# [Brief]
Omit all pictures and give the records below again exactly as written.

# [Data excerpts]
--

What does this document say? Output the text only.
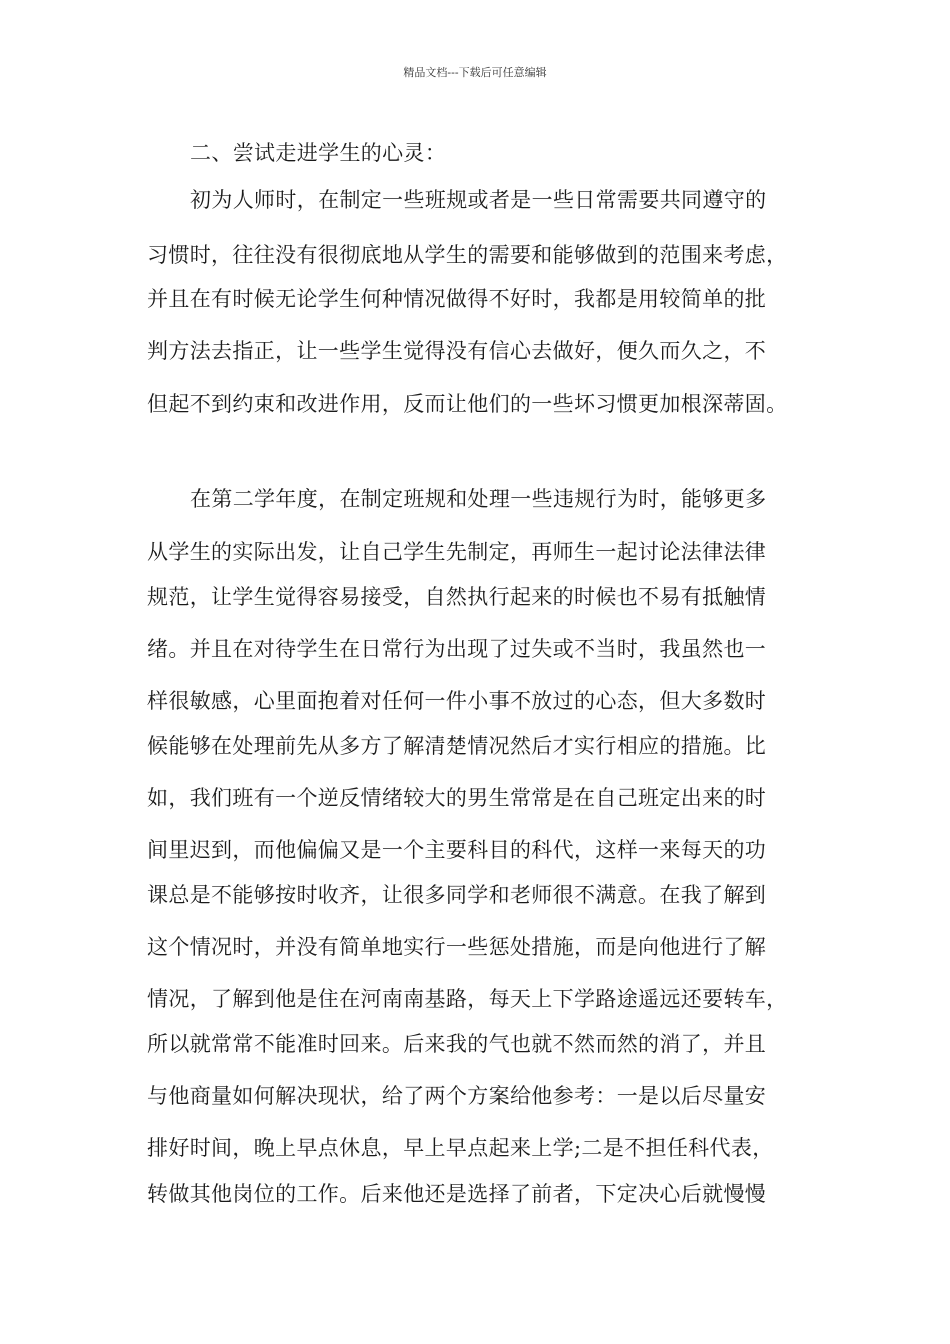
精品文档---下载后可任意编辑
二、尝试走进学生的心灵：
初为人师时，在制定一些班规或者是一些日常需要共同遵守的
习惯时，往往没有很彻底地从学生的需要和能够做到的范围来考虑，
并且在有时候无论学生何种情况做得不好时，我都是用较简单的批
判方法去指正，让一些学生觉得没有信心去做好，便久而久之，不
但起不到约束和改进作用，反而让他们的一些坏习惯更加根深蒂固。
在第二学年度，在制定班规和处理一些违规行为时，能够更多
从学生的实际出发，让自己学生先制定，再师生一起讨论法律法律
规范，让学生觉得容易接受，自然执行起来的时候也不易有抵触情
绪。并且在对待学生在日常行为出现了过失或不当时，我虽然也一
样很敏感，心里面抱着对任何一件小事不放过的心态，但大多数时
候能够在处理前先从多方了解清楚情况然后才实行相应的措施。比
如，我们班有一个逆反情绪较大的男生常常是在自己班定出来的时
间里迟到，而他偏偏又是一个主要科目的科代，这样一来每天的功
课总是不能够按时收齐，让很多同学和老师很不满意。在我了解到
这个情况时，并没有简单地实行一些惩处措施，而是向他进行了解
情况，了解到他是住在河南南基路，每天上下学路途遥远还要转车，
所以就常常不能准时回来。后来我的气也就不然而然的消了，并且
与他商量如何解决现状，给了两个方案给他参考：一是以后尽量安
排好时间，晚上早点休息，早上早点起来上学;二是不担任科代表，
转做其他岗位的工作。后来他还是选择了前者，下定决心后就慢慢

--

# [Reply]
What does this document say? Output the text only.
精品文档---下载后可任意编辑
二、尝试走进学生的心灵：
初为人师时，在制定一些班规或者是一些日常需要共同遵守的
习惯时，往往没有很彻底地从学生的需要和能够做到的范围来考虑，
并且在有时候无论学生何种情况做得不好时，我都是用较简单的批
判方法去指正，让一些学生觉得没有信心去做好，便久而久之，不
但起不到约束和改进作用，反而让他们的一些坏习惯更加根深蒂固。
在第二学年度，在制定班规和处理一些违规行为时，能够更多
从学生的实际出发，让自己学生先制定，再师生一起讨论法律法律
规范，让学生觉得容易接受，自然执行起来的时候也不易有抵触情
绪。并且在对待学生在日常行为出现了过失或不当时，我虽然也一
样很敏感，心里面抱着对任何一件小事不放过的心态，但大多数时
候能够在处理前先从多方了解清楚情况然后才实行相应的措施。比
如，我们班有一个逆反情绪较大的男生常常是在自己班定出来的时
间里迟到，而他偏偏又是一个主要科目的科代，这样一来每天的功
课总是不能够按时收齐，让很多同学和老师很不满意。在我了解到
这个情况时，并没有简单地实行一些惩处措施，而是向他进行了解
情况，了解到他是住在河南南基路，每天上下学路途遥远还要转车，
所以就常常不能准时回来。后来我的气也就不然而然的消了，并且
与他商量如何解决现状，给了两个方案给他参考：一是以后尽量安
排好时间，晚上早点休息，早上早点起来上学;二是不担任科代表，
转做其他岗位的工作。后来他还是选择了前者，下定决心后就慢慢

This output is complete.